Task goal:
Word for word, restate every line of the material.

── Input rows

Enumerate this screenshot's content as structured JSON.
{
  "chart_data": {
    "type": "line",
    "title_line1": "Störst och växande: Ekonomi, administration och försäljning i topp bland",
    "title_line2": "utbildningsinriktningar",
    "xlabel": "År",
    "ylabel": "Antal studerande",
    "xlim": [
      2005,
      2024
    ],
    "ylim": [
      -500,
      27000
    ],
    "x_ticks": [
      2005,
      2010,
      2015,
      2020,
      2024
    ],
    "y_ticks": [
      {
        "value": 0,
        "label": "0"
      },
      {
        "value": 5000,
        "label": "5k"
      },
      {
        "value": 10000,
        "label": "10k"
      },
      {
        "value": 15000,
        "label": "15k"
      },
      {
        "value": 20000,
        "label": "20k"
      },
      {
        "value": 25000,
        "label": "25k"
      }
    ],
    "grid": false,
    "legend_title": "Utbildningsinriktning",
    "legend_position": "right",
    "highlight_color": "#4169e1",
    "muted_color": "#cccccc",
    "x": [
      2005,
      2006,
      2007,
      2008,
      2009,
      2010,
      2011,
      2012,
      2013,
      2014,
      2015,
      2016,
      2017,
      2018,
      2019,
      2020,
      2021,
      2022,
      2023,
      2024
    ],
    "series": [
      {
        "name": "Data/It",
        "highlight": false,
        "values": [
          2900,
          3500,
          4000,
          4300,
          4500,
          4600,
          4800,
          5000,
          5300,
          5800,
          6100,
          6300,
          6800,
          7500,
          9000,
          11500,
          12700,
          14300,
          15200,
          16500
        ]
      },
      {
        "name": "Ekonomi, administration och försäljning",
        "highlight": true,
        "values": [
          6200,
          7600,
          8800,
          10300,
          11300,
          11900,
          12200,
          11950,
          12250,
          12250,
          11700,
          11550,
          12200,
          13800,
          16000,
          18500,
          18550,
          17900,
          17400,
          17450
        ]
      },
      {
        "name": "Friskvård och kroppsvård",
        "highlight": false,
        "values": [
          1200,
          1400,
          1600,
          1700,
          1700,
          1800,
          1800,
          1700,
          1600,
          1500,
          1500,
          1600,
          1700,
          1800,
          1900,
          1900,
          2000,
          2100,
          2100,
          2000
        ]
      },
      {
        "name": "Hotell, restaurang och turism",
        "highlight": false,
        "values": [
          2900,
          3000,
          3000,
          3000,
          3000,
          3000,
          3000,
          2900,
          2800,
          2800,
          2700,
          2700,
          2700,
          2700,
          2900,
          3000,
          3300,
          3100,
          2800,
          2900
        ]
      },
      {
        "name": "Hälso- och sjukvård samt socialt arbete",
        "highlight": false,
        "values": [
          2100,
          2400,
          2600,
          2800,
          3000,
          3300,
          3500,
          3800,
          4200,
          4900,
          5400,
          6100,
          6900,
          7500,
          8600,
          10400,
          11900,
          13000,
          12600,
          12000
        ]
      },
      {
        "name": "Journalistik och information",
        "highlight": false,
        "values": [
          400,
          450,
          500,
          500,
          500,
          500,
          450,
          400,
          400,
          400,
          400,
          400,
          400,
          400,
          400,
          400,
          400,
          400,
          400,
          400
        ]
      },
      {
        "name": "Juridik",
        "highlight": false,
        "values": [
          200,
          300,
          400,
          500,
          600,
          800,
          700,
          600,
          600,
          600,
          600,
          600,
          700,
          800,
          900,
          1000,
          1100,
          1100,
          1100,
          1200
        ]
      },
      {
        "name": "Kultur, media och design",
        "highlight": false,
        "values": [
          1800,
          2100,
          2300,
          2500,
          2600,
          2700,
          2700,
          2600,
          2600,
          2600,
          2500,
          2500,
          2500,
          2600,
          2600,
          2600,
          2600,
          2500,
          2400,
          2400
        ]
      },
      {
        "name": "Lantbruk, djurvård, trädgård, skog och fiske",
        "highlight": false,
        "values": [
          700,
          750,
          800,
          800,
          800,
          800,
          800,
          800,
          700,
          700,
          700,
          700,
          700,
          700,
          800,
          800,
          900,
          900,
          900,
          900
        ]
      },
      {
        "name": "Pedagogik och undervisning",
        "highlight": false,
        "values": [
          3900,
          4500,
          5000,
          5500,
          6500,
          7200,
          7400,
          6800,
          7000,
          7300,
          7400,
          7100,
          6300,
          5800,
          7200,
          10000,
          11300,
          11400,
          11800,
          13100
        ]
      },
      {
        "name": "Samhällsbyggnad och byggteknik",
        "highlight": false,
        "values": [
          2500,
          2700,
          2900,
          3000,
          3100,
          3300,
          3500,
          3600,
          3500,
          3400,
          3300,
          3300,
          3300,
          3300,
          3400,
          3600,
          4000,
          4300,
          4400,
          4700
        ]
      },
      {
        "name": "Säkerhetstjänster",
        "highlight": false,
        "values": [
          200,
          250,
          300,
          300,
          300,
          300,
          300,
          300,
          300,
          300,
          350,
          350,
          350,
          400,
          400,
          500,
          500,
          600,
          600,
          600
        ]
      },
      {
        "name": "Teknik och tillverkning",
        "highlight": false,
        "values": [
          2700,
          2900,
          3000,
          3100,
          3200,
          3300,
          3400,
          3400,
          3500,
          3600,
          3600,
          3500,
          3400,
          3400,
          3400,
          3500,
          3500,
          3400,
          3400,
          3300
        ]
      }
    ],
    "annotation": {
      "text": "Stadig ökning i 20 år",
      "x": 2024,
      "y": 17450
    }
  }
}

────

Written solution:
Enumerate this screenshot's content as structured JSON.
{
  "chart_data": {
    "type": "line",
    "title_line1": "Störst och växande: Ekonomi, administration och försäljning i topp bland",
    "title_line2": "utbildningsinriktningar",
    "xlabel": "År",
    "ylabel": "Antal studerande",
    "xlim": [
      2005,
      2024
    ],
    "ylim": [
      -500,
      27000
    ],
    "x_ticks": [
      2005,
      2010,
      2015,
      2020,
      2024
    ],
    "y_ticks": [
      {
        "value": 0,
        "label": "0"
      },
      {
        "value": 5000,
        "label": "5k"
      },
      {
        "value": 10000,
        "label": "10k"
      },
      {
        "value": 15000,
        "label": "15k"
      },
      {
        "value": 20000,
        "label": "20k"
      },
      {
        "value": 25000,
        "label": "25k"
      }
    ],
    "grid": false,
    "legend_title": "Utbildningsinriktning",
    "legend_position": "right",
    "highlight_color": "#4169e1",
    "muted_color": "#cccccc",
    "x": [
      2005,
      2006,
      2007,
      2008,
      2009,
      2010,
      2011,
      2012,
      2013,
      2014,
      2015,
      2016,
      2017,
      2018,
      2019,
      2020,
      2021,
      2022,
      2023,
      2024
    ],
    "series": [
      {
        "name": "Data/It",
        "highlight": false,
        "values": [
          2900,
          3500,
          4000,
          4300,
          4500,
          4600,
          4800,
          5000,
          5300,
          5800,
          6100,
          6300,
          6800,
          7500,
          9000,
          11500,
          12700,
          14300,
          15200,
          16500
        ]
      },
      {
        "name": "Ekonomi, administration och försäljning",
        "highlight": true,
        "values": [
          6200,
          7600,
          8800,
          10300,
          11300,
          11900,
          12200,
          11950,
          12250,
          12250,
          11700,
          11550,
          12200,
          13800,
          16000,
          18500,
          18550,
          17900,
          17400,
          17450
        ]
      },
      {
        "name": "Friskvård och kroppsvård",
        "highlight": false,
        "values": [
          1200,
          1400,
          1600,
          1700,
          1700,
          1800,
          1800,
          1700,
          1600,
          1500,
          1500,
          1600,
          1700,
          1800,
          1900,
          1900,
          2000,
          2100,
          2100,
          2000
        ]
      },
      {
        "name": "Hotell, restaurang och turism",
        "highlight": false,
        "values": [
          2900,
          3000,
          3000,
          3000,
          3000,
          3000,
          3000,
          2900,
          2800,
          2800,
          2700,
          2700,
          2700,
          2700,
          2900,
          3000,
          3300,
          3100,
          2800,
          2900
        ]
      },
      {
        "name": "Hälso- och sjukvård samt socialt arbete",
        "highlight": false,
        "values": [
          2100,
          2400,
          2600,
          2800,
          3000,
          3300,
          3500,
          3800,
          4200,
          4900,
          5400,
          6100,
          6900,
          7500,
          8600,
          10400,
          11900,
          13000,
          12600,
          12000
        ]
      },
      {
        "name": "Journalistik och information",
        "highlight": false,
        "values": [
          400,
          450,
          500,
          500,
          500,
          500,
          450,
          400,
          400,
          400,
          400,
          400,
          400,
          400,
          400,
          400,
          400,
          400,
          400,
          400
        ]
      },
      {
        "name": "Juridik",
        "highlight": false,
        "values": [
          200,
          300,
          400,
          500,
          600,
          800,
          700,
          600,
          600,
          600,
          600,
          600,
          700,
          800,
          900,
          1000,
          1100,
          1100,
          1100,
          1200
        ]
      },
      {
        "name": "Kultur, media och design",
        "highlight": false,
        "values": [
          1800,
          2100,
          2300,
          2500,
          2600,
          2700,
          2700,
          2600,
          2600,
          2600,
          2500,
          2500,
          2500,
          2600,
          2600,
          2600,
          2600,
          2500,
          2400,
          2400
        ]
      },
      {
        "name": "Lantbruk, djurvård, trädgård, skog och fiske",
        "highlight": false,
        "values": [
          700,
          750,
          800,
          800,
          800,
          800,
          800,
          800,
          700,
          700,
          700,
          700,
          700,
          700,
          800,
          800,
          900,
          900,
          900,
          900
        ]
      },
      {
        "name": "Pedagogik och undervisning",
        "highlight": false,
        "values": [
          3900,
          4500,
          5000,
          5500,
          6500,
          7200,
          7400,
          6800,
          7000,
          7300,
          7400,
          7100,
          6300,
          5800,
          7200,
          10000,
          11300,
          11400,
          11800,
          13100
        ]
      },
      {
        "name": "Samhällsbyggnad och byggteknik",
        "highlight": false,
        "values": [
          2500,
          2700,
          2900,
          3000,
          3100,
          3300,
          3500,
          3600,
          3500,
          3400,
          3300,
          3300,
          3300,
          3300,
          3400,
          3600,
          4000,
          4300,
          4400,
          4700
        ]
      },
      {
        "name": "Säkerhetstjänster",
        "highlight": false,
        "values": [
          200,
          250,
          300,
          300,
          300,
          300,
          300,
          300,
          300,
          300,
          350,
          350,
          350,
          400,
          400,
          500,
          500,
          600,
          600,
          600
        ]
      },
      {
        "name": "Teknik och tillverkning",
        "highlight": false,
        "values": [
          2700,
          2900,
          3000,
          3100,
          3200,
          3300,
          3400,
          3400,
          3500,
          3600,
          3600,
          3500,
          3400,
          3400,
          3400,
          3500,
          3500,
          3400,
          3400,
          3300
        ]
      }
    ],
    "annotation": {
      "text": "Stadig ökning i 20 år",
      "x": 2024,
      "y": 17450
    }
  }
}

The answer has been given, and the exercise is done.